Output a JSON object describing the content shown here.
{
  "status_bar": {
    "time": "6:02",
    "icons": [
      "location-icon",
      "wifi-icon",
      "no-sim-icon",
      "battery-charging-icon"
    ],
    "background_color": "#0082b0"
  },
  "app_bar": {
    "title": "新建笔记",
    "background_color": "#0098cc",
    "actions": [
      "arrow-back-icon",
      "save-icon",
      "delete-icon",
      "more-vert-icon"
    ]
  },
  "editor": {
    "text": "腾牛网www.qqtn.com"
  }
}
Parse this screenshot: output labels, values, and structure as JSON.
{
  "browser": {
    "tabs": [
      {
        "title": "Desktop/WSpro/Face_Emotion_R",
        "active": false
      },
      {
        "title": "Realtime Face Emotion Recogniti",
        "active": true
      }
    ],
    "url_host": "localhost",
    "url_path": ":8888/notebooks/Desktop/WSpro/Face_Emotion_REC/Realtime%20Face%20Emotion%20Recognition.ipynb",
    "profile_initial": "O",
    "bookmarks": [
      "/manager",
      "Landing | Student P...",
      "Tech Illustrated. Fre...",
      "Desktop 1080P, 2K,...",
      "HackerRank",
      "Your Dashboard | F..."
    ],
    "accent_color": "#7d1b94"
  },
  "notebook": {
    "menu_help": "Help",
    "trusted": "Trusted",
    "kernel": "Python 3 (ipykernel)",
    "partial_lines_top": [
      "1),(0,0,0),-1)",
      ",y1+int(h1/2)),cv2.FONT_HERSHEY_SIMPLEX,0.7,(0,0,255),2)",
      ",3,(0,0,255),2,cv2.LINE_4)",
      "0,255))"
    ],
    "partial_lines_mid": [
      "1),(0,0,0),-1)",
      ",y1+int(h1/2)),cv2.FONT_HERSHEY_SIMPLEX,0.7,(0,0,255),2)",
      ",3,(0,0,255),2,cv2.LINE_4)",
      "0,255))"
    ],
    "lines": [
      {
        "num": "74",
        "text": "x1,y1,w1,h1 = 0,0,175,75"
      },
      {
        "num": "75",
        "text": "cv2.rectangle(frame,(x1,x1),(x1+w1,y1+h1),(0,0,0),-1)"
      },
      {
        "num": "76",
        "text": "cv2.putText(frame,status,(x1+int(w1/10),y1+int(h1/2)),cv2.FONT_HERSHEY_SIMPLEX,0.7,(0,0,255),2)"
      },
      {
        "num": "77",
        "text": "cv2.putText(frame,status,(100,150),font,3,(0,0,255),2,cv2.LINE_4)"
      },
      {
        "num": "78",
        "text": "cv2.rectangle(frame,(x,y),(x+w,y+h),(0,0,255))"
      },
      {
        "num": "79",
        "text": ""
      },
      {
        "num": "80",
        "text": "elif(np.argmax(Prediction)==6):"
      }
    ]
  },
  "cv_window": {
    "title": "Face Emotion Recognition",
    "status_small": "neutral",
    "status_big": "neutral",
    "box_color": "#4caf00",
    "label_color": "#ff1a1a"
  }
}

****

### Instructions to follow
Using the data above, reproduce every line exactly.

### The answer
Output a JSON object describing the content shown here.
{
  "status_bar": {
    "time": "6:02",
    "icons": [
      "location-icon",
      "wifi-icon",
      "no-sim-icon",
      "battery-charging-icon"
    ],
    "background_color": "#0082b0"
  },
  "app_bar": {
    "title": "新建笔记",
    "background_color": "#0098cc",
    "actions": [
      "arrow-back-icon",
      "save-icon",
      "delete-icon",
      "more-vert-icon"
    ]
  },
  "editor": {
    "text": "腾牛网www.qqtn.com"
  }
}
Parse this screenshot: output labels, values, and structure as JSON.
{
  "browser": {
    "tabs": [
      {
        "title": "Desktop/WSpro/Face_Emotion_R",
        "active": false
      },
      {
        "title": "Realtime Face Emotion Recogniti",
        "active": true
      }
    ],
    "url_host": "localhost",
    "url_path": ":8888/notebooks/Desktop/WSpro/Face_Emotion_REC/Realtime%20Face%20Emotion%20Recognition.ipynb",
    "profile_initial": "O",
    "bookmarks": [
      "/manager",
      "Landing | Student P...",
      "Tech Illustrated. Fre...",
      "Desktop 1080P, 2K,...",
      "HackerRank",
      "Your Dashboard | F..."
    ],
    "accent_color": "#7d1b94"
  },
  "notebook": {
    "menu_help": "Help",
    "trusted": "Trusted",
    "kernel": "Python 3 (ipykernel)",
    "partial_lines_top": [
      "1),(0,0,0),-1)",
      ",y1+int(h1/2)),cv2.FONT_HERSHEY_SIMPLEX,0.7,(0,0,255),2)",
      ",3,(0,0,255),2,cv2.LINE_4)",
      "0,255))"
    ],
    "partial_lines_mid": [
      "1),(0,0,0),-1)",
      ",y1+int(h1/2)),cv2.FONT_HERSHEY_SIMPLEX,0.7,(0,0,255),2)",
      ",3,(0,0,255),2,cv2.LINE_4)",
      "0,255))"
    ],
    "lines": [
      {
        "num": "74",
        "text": "x1,y1,w1,h1 = 0,0,175,75"
      },
      {
        "num": "75",
        "text": "cv2.rectangle(frame,(x1,x1),(x1+w1,y1+h1),(0,0,0),-1)"
      },
      {
        "num": "76",
        "text": "cv2.putText(frame,status,(x1+int(w1/10),y1+int(h1/2)),cv2.FONT_HERSHEY_SIMPLEX,0.7,(0,0,255),2)"
      },
      {
        "num": "77",
        "text": "cv2.putText(frame,status,(100,150),font,3,(0,0,255),2,cv2.LINE_4)"
      },
      {
        "num": "78",
        "text": "cv2.rectangle(frame,(x,y),(x+w,y+h),(0,0,255))"
      },
      {
        "num": "79",
        "text": ""
      },
      {
        "num": "80",
        "text": "elif(np.argmax(Prediction)==6):"
      }
    ]
  },
  "cv_window": {
    "title": "Face Emotion Recognition",
    "status_small": "neutral",
    "status_big": "neutral",
    "box_color": "#4caf00",
    "label_color": "#ff1a1a"
  }
}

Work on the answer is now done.